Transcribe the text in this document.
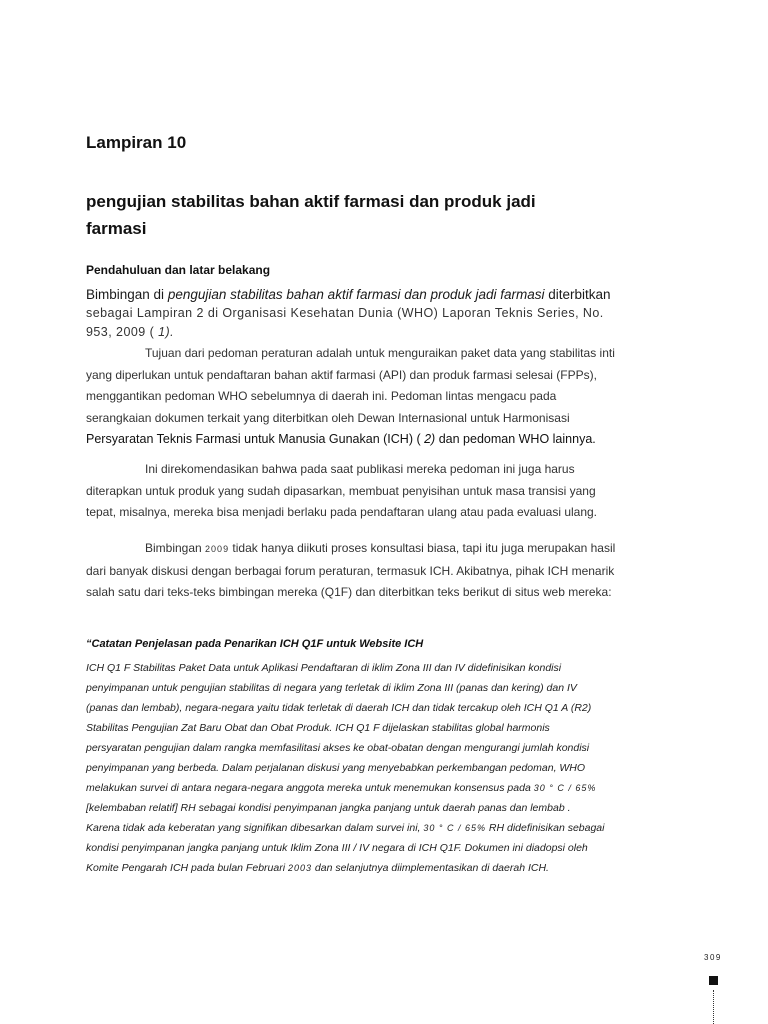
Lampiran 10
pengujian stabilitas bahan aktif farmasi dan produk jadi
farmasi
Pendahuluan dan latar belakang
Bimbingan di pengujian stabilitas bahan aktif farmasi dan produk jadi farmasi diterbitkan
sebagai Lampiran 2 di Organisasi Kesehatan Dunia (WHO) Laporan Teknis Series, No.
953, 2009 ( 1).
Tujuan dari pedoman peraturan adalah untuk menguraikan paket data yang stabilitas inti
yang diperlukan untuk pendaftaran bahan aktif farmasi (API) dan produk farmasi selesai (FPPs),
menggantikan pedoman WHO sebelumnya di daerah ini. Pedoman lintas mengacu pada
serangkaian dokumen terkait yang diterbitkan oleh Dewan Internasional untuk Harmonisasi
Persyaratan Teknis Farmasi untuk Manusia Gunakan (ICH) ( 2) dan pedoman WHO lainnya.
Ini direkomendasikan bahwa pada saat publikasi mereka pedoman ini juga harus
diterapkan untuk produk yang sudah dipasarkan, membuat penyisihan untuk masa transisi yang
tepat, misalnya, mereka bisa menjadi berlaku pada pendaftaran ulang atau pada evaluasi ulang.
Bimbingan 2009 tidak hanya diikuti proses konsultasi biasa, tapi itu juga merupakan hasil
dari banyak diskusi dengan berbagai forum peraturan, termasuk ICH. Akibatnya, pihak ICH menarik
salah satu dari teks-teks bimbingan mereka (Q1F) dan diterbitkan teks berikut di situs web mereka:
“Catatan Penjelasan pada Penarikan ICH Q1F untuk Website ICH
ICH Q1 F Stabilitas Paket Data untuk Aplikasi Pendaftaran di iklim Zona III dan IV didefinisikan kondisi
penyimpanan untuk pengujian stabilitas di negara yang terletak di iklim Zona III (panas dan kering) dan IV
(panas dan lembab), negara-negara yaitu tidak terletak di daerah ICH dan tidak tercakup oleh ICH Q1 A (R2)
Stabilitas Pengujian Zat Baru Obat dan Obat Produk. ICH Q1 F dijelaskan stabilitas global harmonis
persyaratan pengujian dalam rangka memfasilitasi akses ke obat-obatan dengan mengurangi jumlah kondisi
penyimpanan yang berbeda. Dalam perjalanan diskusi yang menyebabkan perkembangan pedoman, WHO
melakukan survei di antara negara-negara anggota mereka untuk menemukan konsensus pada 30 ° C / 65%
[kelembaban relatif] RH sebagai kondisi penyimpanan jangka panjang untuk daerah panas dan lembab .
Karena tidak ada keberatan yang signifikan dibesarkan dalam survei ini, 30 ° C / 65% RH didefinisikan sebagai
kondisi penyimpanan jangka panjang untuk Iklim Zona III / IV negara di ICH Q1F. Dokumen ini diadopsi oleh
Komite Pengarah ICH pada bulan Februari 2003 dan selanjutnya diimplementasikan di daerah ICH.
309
^^^^^^^^
> Objective:
Looking at the records above, say how many lines hold the string "pedoman". Write nothing but the number.

> Task solution:
5